## Task goal
Set each record down exactly, excluding all images.

Data items:
----------------
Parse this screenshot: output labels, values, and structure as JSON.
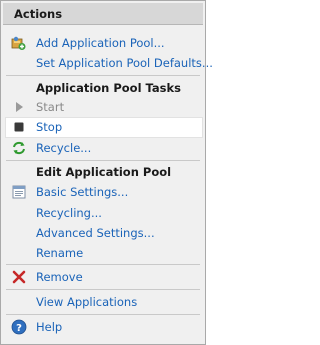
{
  "header": {
    "title": "Actions"
  },
  "actions": {
    "add_pool": "Add Application Pool...",
    "set_defaults": "Set Application Pool Defaults..."
  },
  "tasks": {
    "title": "Application Pool Tasks",
    "start": "Start",
    "stop": "Stop",
    "recycle": "Recycle..."
  },
  "edit": {
    "title": "Edit Application Pool",
    "basic_settings": "Basic Settings...",
    "recycling": "Recycling...",
    "advanced_settings": "Advanced Settings...",
    "rename": "Rename"
  },
  "remove": "Remove",
  "view_applications": "View Applications",
  "help": "Help",
  "icons": {
    "add_pool": "add-application-pool-icon",
    "start": "play-icon",
    "stop": "stop-icon",
    "recycle": "recycle-icon",
    "basic_settings": "settings-sheet-icon",
    "remove": "remove-x-icon",
    "help": "help-icon"
  }
}
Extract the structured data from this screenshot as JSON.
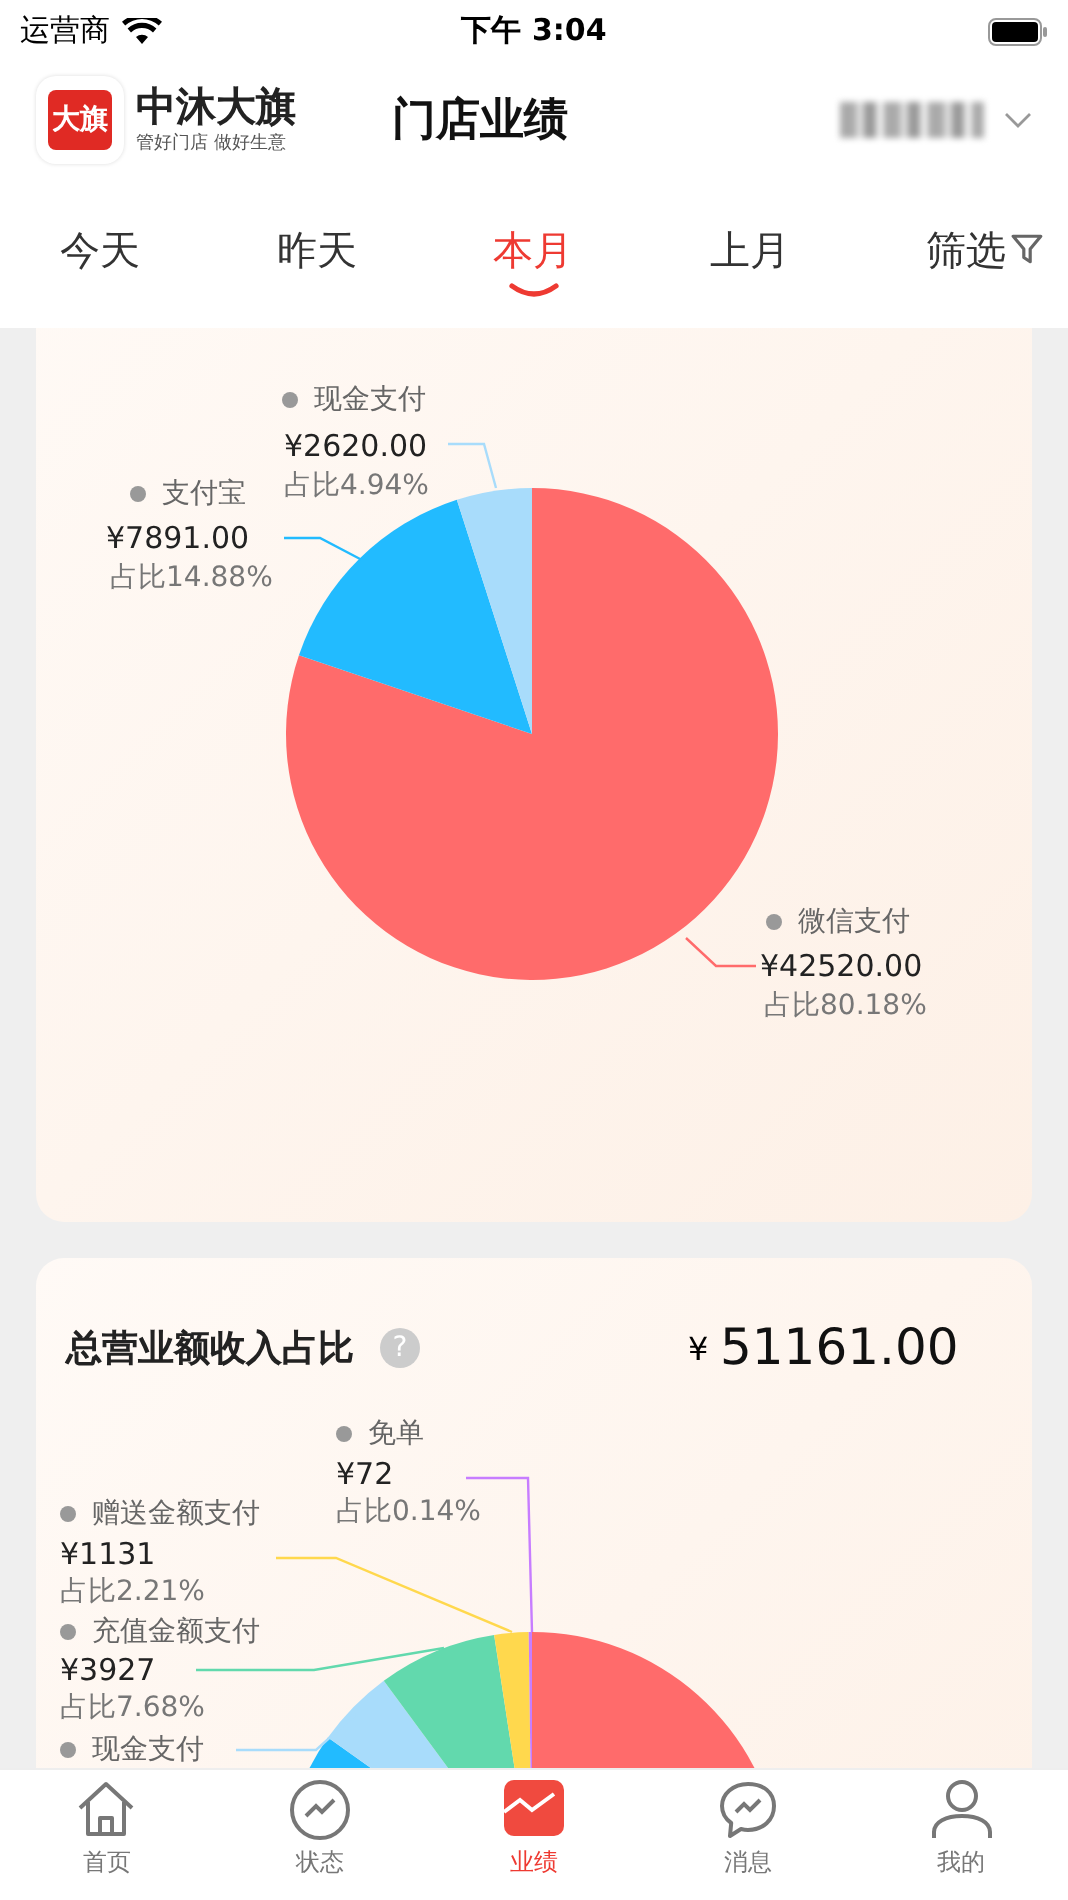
----------------
## Solution to the problem
Parse this screenshot: output labels, values, and structure as JSON.
{
  "header": {
    "title": "Actions"
  },
  "actions": {
    "add_pool": "Add Application Pool...",
    "set_defaults": "Set Application Pool Defaults..."
  },
  "tasks": {
    "title": "Application Pool Tasks",
    "start": "Start",
    "stop": "Stop",
    "recycle": "Recycle..."
  },
  "edit": {
    "title": "Edit Application Pool",
    "basic_settings": "Basic Settings...",
    "recycling": "Recycling...",
    "advanced_settings": "Advanced Settings...",
    "rename": "Rename"
  },
  "remove": "Remove",
  "view_applications": "View Applications",
  "help": "Help",
  "icons": {
    "add_pool": "add-application-pool-icon",
    "start": "play-icon",
    "stop": "stop-icon",
    "recycle": "recycle-icon",
    "basic_settings": "settings-sheet-icon",
    "remove": "remove-x-icon",
    "help": "help-icon"
  }
}
Extract the structured data from this screenshot as JSON.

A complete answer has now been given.